Please continue the math curriculum outline below, starting right after its final sentence.

Passage to read:
§ §
Calculating: Apply the four operations, including formal written methods, to integers, decimals and simple fractions (proper and improper), and mixed numbers – all both positive and negative. Use conventional notation for priority of operations, including brackets, powers, roots and reciprocals.

Visualising and Constructing: Measure line segments and angles in geometric figures, including interpreting maps and scale drawings and use of bearings. Identify, describe and construct similar shapes, including on coordinate axes, by considering enlargement. Interpret plans and elevations of 3D shapes. Use scale factors, scale diagrams and maps

Understanding Risk: Relate relative expected frequencies to theoretical probability, using appropriate language and the 0 – 1 probability scale. Record, describe and analyse the frequency of outcomes of probability experiments using tables. Construct theoretical possibility spaces for single experiments with equally likely outcomes and use these to calculate theoretical probabilities. Apply the property that the probabilities of an exhaustive set of outcomes sum to one; apply the property that the probabilities of an exhaustive set of mutually exclusive events sum to one.
§ §
Supplied data:
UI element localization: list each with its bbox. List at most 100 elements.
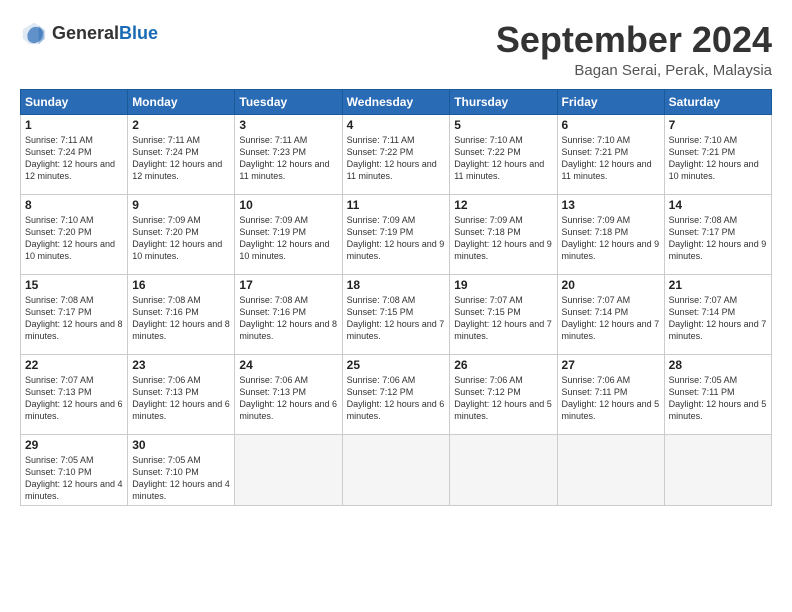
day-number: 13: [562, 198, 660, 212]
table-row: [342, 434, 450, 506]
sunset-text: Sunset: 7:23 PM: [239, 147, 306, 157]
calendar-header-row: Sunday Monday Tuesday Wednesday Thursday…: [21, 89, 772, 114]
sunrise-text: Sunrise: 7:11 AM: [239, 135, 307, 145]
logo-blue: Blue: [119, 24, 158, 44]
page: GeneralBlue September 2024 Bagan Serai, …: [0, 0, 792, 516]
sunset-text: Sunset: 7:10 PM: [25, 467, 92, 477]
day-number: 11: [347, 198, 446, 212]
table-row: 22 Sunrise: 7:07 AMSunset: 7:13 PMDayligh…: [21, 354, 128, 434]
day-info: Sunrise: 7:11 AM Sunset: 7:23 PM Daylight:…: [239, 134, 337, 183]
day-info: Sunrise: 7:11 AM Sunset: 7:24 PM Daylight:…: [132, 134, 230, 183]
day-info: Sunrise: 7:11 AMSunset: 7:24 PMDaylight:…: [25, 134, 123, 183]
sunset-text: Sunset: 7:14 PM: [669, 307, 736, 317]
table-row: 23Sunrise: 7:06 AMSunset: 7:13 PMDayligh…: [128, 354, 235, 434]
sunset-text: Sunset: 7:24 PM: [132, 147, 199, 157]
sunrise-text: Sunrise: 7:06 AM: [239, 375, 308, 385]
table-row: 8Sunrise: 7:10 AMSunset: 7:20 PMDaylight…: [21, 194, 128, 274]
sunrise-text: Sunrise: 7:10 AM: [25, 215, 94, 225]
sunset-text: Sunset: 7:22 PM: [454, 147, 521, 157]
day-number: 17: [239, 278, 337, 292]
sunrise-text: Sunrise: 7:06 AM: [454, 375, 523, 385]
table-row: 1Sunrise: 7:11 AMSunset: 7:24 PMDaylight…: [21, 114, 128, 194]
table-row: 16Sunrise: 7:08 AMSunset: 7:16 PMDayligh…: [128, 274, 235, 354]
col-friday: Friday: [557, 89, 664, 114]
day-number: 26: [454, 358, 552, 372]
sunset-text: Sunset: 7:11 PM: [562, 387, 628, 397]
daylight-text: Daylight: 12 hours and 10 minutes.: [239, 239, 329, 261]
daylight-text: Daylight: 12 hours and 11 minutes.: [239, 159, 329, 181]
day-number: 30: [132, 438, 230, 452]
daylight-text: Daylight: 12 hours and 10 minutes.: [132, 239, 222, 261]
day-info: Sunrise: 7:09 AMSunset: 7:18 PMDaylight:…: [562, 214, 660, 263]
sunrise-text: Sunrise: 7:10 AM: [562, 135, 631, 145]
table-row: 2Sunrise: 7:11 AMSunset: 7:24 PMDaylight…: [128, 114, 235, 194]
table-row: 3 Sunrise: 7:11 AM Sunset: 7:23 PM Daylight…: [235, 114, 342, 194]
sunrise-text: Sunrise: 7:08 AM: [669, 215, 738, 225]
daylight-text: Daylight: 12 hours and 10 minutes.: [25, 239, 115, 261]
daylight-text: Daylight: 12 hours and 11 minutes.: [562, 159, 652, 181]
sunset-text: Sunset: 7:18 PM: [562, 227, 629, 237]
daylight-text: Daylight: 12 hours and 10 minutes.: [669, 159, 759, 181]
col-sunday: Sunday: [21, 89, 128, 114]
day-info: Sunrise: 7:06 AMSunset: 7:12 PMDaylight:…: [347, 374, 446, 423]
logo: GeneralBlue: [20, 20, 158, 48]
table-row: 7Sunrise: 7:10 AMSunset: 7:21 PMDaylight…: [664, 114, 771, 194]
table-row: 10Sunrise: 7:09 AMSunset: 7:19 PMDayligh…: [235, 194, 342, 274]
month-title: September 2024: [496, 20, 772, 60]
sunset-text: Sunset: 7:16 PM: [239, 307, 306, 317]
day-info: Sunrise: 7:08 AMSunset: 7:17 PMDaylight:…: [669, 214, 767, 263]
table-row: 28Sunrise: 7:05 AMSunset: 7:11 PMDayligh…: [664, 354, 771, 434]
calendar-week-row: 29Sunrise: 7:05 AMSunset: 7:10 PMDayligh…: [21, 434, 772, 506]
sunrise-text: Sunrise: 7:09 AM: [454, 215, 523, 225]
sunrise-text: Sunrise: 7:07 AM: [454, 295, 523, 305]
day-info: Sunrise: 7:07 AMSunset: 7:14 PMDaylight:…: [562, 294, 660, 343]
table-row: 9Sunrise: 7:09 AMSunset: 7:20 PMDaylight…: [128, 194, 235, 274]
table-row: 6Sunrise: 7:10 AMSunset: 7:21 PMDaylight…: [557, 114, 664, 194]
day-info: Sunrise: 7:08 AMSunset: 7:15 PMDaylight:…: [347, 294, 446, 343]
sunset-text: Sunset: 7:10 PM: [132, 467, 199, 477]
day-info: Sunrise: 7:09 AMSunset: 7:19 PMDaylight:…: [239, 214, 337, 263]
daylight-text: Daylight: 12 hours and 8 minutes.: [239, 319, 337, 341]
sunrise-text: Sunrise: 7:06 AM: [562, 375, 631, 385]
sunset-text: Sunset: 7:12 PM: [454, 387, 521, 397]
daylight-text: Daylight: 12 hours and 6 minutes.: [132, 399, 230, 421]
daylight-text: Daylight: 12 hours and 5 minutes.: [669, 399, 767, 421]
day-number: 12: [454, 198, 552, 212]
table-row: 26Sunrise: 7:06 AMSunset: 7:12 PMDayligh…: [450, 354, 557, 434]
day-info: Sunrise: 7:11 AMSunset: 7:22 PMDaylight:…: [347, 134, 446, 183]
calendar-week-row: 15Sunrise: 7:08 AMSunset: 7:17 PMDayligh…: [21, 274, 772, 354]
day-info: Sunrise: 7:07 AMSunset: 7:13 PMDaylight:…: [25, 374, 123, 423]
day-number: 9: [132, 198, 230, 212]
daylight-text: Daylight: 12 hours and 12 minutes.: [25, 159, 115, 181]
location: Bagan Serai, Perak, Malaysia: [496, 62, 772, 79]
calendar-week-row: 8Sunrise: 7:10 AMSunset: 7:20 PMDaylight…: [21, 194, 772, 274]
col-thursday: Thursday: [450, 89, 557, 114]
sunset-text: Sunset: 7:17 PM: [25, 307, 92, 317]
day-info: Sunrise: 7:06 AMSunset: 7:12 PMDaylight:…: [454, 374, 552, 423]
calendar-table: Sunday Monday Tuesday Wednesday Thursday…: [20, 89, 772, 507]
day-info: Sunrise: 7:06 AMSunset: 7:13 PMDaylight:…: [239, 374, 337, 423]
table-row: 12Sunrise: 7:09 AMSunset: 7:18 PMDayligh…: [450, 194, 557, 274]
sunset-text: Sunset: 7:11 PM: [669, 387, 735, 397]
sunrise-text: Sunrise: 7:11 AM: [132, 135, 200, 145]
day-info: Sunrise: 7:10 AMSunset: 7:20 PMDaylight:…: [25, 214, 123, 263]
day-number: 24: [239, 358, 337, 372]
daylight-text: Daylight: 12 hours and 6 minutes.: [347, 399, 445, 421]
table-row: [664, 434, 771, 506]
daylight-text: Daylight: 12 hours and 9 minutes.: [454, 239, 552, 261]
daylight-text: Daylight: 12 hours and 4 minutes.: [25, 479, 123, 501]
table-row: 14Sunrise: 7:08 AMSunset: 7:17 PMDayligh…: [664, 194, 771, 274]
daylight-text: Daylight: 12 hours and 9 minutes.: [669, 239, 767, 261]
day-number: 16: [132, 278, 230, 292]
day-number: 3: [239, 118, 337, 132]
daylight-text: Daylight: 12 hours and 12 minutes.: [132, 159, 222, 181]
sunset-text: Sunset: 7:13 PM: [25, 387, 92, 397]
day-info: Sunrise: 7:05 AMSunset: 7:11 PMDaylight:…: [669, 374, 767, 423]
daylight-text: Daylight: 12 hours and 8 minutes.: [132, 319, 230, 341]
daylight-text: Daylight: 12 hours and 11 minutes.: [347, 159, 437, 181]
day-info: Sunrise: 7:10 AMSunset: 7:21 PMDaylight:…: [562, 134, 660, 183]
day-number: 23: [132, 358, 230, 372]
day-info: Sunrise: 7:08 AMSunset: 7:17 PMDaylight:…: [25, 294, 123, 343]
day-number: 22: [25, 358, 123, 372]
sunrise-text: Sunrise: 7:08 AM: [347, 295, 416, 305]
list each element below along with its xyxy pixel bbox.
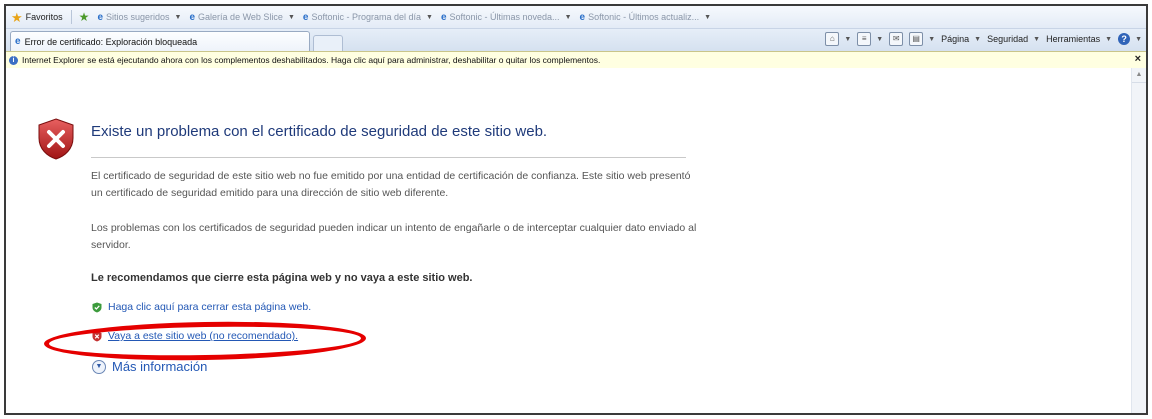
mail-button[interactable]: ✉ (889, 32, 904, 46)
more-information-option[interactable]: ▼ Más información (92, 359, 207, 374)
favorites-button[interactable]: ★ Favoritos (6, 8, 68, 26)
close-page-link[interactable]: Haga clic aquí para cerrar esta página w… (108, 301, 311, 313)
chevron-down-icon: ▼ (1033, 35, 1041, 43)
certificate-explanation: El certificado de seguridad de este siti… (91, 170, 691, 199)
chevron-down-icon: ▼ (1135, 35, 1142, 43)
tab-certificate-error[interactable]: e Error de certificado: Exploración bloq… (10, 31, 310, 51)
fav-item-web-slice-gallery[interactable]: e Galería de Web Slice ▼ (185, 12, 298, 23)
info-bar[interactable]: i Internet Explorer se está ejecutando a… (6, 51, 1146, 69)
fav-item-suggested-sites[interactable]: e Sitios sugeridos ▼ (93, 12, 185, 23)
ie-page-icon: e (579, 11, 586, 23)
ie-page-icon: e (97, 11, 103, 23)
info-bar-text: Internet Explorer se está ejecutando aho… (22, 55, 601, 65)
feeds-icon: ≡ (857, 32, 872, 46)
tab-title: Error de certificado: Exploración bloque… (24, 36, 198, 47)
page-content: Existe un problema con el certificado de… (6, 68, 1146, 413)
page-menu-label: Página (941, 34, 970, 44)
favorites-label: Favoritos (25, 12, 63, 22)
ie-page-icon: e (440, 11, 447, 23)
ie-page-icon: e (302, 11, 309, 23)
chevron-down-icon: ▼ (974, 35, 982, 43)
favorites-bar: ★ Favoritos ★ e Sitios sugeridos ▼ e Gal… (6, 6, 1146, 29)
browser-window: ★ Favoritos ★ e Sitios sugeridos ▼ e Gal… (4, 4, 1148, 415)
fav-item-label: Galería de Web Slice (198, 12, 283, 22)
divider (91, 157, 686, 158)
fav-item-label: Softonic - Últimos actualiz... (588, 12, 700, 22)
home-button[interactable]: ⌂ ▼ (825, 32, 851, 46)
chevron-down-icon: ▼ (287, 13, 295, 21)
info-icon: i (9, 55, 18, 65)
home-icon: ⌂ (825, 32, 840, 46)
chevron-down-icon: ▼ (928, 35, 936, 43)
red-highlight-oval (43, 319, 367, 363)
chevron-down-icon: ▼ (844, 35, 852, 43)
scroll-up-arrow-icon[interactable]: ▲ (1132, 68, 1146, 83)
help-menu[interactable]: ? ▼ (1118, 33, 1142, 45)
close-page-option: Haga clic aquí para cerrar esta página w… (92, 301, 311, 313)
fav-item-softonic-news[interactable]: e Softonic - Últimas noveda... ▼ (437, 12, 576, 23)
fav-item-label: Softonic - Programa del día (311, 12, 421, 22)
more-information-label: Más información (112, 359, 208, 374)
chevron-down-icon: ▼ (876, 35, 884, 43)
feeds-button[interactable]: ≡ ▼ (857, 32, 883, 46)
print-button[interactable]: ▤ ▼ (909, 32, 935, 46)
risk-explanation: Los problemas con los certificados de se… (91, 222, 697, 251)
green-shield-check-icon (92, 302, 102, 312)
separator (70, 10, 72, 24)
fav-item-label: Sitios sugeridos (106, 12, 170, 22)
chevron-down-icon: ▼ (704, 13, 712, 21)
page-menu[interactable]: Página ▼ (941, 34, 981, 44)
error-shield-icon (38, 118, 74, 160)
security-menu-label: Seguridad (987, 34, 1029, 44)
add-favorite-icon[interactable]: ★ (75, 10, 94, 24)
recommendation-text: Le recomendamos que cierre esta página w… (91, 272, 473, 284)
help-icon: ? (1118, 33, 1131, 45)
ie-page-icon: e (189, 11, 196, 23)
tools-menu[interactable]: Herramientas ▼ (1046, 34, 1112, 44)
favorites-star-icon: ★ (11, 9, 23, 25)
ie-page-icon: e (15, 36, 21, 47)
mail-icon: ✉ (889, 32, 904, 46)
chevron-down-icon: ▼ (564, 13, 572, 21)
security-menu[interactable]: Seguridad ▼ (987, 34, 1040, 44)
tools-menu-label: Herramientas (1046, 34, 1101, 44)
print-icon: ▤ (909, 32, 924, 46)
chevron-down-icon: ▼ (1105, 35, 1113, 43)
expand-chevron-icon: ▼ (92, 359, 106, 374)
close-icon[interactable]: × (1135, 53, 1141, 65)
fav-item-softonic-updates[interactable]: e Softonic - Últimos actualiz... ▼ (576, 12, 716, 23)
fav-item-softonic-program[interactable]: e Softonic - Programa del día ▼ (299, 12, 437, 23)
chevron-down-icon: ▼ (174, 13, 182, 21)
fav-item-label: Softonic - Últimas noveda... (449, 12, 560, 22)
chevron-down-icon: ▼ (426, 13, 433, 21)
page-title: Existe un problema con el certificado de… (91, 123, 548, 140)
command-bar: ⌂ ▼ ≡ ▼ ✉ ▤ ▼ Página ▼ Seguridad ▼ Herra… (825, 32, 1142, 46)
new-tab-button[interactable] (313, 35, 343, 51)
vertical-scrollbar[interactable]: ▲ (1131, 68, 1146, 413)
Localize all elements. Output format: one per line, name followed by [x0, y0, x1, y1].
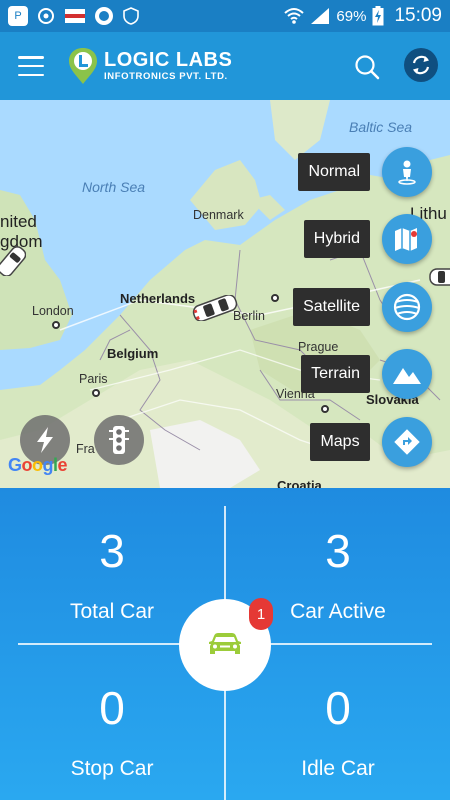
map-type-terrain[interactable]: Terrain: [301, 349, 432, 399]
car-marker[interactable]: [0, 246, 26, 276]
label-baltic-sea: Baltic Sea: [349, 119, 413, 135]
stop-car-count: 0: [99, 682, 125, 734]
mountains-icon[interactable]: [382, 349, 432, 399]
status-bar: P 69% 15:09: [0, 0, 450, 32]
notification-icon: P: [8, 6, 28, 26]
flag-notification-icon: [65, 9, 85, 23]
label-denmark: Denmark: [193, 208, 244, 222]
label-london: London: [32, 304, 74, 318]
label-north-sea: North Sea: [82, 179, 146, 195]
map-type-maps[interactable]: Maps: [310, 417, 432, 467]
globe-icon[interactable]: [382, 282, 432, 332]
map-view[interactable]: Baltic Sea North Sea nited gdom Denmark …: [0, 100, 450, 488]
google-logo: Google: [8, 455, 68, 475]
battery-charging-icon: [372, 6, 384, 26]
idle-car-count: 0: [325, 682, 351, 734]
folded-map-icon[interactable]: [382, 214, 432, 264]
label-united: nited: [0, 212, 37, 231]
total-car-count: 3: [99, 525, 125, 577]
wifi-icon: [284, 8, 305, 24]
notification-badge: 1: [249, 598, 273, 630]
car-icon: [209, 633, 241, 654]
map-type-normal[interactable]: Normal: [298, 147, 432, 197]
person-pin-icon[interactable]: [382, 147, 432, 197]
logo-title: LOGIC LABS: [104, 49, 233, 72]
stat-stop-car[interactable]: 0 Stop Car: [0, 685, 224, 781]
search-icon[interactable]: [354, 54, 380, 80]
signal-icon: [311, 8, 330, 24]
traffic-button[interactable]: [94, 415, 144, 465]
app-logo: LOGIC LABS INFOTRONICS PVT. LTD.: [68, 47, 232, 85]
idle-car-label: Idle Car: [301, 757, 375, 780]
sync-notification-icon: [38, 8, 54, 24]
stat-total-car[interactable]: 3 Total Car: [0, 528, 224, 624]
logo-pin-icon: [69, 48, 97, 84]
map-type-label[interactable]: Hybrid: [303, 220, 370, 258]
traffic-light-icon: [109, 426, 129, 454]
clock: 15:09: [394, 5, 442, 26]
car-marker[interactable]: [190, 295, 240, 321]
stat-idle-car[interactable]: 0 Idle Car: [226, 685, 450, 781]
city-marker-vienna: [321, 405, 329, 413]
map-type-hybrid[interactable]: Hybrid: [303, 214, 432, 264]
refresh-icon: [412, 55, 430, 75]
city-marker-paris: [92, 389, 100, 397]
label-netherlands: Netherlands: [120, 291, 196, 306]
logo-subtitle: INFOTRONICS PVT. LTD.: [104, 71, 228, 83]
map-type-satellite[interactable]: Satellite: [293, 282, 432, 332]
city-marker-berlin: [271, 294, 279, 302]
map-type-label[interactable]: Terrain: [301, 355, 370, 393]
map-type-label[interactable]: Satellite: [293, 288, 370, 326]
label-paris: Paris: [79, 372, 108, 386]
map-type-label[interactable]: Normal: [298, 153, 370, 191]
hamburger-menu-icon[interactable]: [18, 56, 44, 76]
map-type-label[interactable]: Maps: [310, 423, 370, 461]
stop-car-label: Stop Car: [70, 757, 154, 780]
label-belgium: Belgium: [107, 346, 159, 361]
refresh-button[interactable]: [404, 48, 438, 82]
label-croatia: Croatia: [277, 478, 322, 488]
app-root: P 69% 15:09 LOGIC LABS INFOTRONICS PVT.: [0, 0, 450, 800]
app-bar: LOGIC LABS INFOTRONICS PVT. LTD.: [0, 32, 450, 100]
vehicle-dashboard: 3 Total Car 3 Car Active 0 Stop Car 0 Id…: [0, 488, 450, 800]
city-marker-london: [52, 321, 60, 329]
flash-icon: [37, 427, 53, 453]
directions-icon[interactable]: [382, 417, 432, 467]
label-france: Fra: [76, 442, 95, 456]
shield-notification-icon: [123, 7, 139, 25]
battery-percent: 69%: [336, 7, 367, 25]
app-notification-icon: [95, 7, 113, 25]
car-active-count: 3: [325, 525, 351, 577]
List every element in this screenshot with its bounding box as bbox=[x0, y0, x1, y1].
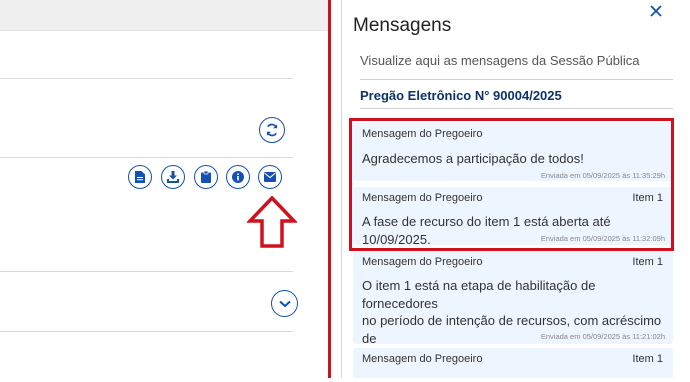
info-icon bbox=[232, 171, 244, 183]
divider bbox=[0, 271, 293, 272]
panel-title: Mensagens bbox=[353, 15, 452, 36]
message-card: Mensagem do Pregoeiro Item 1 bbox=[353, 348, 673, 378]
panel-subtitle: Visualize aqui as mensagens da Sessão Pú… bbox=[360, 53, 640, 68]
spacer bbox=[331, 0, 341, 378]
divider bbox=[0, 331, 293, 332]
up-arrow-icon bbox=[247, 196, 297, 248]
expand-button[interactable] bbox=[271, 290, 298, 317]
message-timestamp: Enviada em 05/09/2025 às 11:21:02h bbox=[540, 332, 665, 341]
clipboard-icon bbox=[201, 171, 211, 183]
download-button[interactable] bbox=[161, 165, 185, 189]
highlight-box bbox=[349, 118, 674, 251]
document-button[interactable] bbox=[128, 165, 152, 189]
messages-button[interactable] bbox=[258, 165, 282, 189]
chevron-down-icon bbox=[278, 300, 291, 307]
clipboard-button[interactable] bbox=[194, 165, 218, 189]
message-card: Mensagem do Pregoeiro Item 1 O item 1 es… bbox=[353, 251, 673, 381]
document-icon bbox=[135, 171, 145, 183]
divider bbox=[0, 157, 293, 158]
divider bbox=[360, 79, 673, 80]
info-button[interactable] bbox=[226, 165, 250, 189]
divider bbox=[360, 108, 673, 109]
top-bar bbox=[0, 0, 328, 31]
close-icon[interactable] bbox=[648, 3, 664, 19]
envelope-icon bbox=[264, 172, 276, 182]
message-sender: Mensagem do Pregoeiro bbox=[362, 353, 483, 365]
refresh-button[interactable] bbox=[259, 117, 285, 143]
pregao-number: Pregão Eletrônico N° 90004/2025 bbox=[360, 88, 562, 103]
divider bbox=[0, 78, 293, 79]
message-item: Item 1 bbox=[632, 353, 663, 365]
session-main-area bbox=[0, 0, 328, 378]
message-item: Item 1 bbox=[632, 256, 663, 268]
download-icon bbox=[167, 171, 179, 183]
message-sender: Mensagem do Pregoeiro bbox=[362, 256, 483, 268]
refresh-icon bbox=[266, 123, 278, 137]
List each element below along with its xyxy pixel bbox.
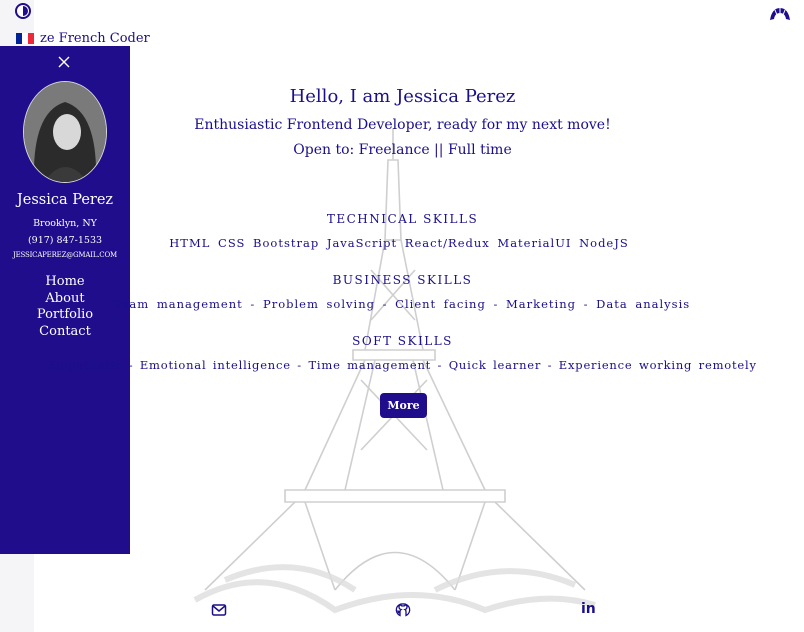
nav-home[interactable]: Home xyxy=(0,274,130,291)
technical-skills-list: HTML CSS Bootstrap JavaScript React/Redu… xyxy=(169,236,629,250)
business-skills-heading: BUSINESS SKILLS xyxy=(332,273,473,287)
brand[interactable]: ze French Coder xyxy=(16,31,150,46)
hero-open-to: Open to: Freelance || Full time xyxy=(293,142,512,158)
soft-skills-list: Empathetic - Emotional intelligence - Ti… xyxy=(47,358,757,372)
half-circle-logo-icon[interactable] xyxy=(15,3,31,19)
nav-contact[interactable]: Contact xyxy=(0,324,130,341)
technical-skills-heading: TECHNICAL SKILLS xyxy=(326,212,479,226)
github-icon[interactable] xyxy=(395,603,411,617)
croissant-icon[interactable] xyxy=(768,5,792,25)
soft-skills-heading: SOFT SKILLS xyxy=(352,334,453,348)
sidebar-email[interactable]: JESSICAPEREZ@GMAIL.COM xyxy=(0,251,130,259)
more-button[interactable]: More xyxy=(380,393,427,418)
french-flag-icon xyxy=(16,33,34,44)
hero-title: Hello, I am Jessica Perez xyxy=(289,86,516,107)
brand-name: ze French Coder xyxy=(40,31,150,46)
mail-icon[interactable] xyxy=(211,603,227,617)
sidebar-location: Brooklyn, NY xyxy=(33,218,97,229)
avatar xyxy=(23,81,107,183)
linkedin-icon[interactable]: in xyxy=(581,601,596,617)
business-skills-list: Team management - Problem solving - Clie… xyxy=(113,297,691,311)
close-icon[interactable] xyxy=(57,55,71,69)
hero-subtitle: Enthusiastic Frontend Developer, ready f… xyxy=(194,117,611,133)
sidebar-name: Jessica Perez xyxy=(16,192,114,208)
§ §
Response to the exercise:
Algebraic Proficiency – Tinkering: Use and interpret algebraic notation, including: a²b in place of a × a × b, coefficients written as fractions rather than as decimals. Understand and use the concepts and vocabulary of factors. Simplify and manipulate algebraic expressions by taking out common factors and simplifying expressions involving sums, products and powers, including the laws of indices. Substitute numerical values into scientific formulae. Rearrange formulae to change the subject.

Term 2 Topics & Content:

Exploring Fractions, Decimals and Percentages: Work interchangeably with terminating decimals and their corresponding fractions (such as 3.5 and 7/2 or 0.375 or 3/8).

Proportional Reasoning: Express the division of a quantity into two parts as a ratio; apply ratio to real contexts and problems (such as those involving conversion, comparison, scaling, mixing, concentrations). Identify and work with fractions in ratio problems. Understand and use proportion as equality of ratios. Express a multiplicative relationship between two quantities as a ratio or a fraction. Use compound units (such as speed, rates of pay, unit pricing). Change freely between compound units (e.g. speed, rates of pay, prices) in numerical contexts. Relate ratios to fractions and to linear functions.

Pattern Sniffing: Generate terms of a sequence from either a term-to-term or a position-to-term rule. Deduce expressions to calculate the nth term of linear sequences.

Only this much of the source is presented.